BEGIN Supplied material
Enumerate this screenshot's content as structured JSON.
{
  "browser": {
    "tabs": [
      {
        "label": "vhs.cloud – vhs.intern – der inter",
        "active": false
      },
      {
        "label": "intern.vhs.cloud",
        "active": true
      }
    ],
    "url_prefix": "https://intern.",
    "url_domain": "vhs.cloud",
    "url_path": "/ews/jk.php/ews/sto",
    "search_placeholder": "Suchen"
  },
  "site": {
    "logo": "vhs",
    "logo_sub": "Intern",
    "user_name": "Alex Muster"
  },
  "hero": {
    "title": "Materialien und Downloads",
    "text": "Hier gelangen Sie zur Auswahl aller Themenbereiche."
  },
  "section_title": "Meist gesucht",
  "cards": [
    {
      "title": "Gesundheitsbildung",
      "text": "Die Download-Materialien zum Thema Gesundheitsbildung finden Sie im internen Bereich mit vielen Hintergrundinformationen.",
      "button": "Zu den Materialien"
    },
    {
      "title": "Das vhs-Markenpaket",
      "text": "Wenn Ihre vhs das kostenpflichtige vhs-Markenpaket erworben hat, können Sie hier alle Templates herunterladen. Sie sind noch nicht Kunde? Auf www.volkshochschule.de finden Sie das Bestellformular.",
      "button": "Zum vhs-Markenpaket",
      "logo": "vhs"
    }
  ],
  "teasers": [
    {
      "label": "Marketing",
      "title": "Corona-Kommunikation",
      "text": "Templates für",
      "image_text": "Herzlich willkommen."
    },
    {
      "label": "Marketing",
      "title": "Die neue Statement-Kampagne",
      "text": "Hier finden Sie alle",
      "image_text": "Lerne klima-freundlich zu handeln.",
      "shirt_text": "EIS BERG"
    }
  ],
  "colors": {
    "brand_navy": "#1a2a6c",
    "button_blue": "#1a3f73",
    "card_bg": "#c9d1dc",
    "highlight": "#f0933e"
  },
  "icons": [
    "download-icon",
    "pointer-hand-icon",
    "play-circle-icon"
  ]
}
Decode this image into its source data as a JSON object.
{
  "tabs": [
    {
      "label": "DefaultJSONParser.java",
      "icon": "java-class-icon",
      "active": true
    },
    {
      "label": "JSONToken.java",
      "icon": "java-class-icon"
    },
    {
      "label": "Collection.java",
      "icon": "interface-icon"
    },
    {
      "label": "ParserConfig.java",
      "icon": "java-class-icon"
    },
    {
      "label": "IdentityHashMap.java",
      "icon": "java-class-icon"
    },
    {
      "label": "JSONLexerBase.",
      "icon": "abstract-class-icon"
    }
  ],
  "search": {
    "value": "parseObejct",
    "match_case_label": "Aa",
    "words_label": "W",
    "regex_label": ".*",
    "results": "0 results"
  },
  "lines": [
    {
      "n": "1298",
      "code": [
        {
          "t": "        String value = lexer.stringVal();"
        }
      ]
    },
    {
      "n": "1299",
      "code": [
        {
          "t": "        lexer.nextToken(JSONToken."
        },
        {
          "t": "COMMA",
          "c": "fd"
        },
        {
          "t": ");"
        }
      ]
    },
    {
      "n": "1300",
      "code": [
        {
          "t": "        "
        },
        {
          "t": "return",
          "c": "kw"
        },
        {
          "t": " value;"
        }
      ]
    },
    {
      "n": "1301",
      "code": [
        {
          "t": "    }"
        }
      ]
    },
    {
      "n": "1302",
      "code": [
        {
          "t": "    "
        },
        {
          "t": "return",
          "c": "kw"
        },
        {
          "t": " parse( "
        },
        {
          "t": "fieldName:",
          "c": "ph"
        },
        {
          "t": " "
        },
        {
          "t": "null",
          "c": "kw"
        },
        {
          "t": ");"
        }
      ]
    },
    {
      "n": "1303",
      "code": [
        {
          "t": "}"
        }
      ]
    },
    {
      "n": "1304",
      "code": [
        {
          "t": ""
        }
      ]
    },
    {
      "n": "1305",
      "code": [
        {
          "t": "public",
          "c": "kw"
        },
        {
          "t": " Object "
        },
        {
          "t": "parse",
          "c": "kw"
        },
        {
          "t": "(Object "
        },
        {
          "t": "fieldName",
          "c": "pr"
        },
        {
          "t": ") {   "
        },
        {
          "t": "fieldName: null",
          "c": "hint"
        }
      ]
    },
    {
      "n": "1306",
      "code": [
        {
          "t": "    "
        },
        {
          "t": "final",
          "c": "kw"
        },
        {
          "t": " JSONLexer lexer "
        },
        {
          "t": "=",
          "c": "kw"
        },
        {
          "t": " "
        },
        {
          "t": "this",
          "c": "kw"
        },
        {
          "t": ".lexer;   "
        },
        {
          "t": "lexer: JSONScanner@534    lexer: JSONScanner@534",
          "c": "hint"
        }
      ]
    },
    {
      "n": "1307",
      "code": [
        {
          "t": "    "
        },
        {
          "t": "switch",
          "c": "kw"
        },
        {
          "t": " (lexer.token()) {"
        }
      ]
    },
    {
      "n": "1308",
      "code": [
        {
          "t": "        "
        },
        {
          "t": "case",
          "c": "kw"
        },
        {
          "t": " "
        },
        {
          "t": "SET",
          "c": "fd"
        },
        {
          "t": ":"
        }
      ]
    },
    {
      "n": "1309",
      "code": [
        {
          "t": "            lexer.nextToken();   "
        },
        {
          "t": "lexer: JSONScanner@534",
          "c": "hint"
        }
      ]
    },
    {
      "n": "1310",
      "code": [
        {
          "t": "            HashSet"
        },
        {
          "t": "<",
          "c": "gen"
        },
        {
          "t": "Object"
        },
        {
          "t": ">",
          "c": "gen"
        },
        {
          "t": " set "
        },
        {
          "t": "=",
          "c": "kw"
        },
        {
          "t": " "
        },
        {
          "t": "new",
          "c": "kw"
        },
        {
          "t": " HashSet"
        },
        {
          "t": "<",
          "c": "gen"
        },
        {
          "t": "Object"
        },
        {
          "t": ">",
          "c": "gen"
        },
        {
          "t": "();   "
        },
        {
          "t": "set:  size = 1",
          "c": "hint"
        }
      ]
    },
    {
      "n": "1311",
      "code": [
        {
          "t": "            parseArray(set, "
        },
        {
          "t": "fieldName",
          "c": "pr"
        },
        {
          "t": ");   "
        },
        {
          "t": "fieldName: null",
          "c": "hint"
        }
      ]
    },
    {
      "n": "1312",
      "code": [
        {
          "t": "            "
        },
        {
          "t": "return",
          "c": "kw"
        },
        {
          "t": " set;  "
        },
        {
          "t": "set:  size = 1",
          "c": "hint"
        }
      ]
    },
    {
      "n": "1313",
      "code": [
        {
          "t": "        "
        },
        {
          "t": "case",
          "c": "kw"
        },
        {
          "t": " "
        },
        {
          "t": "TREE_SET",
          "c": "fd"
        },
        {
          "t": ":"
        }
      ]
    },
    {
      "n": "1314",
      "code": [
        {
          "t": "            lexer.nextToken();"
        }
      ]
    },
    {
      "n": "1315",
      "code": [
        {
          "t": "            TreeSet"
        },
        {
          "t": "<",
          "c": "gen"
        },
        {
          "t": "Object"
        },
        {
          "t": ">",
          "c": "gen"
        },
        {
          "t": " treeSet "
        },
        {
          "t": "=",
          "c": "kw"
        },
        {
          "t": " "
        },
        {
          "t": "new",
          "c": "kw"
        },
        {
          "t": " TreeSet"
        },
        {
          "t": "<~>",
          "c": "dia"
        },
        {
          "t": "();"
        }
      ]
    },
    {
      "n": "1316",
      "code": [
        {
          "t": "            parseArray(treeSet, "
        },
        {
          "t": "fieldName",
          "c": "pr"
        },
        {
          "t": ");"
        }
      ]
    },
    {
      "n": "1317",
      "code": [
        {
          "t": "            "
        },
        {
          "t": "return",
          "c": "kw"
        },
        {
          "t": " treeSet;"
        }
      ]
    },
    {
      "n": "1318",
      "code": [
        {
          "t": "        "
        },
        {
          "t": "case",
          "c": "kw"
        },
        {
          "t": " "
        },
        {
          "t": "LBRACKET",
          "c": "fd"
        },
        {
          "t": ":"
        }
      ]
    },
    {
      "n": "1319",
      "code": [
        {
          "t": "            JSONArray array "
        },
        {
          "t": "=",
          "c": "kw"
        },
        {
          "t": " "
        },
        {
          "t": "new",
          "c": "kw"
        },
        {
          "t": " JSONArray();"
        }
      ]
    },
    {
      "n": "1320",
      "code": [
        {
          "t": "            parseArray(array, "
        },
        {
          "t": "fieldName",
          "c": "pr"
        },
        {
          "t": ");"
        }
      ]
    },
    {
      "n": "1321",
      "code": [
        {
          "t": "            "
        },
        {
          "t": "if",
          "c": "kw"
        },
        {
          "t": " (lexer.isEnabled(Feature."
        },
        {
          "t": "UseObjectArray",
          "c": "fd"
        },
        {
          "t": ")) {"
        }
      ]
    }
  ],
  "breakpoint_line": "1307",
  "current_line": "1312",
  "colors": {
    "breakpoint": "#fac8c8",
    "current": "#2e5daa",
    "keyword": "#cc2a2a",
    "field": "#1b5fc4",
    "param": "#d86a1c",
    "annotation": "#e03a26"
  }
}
END Supplied material
_Objective_
Copy out every line of the listing that contains the string "Gesundheitsbildung".

_Output_
      "title": "Gesundheitsbildung",
      "text": "Die Download-Materialien zum Thema Gesundheitsbildung finden Sie im internen Bereich mit vielen Hintergrundinformationen.",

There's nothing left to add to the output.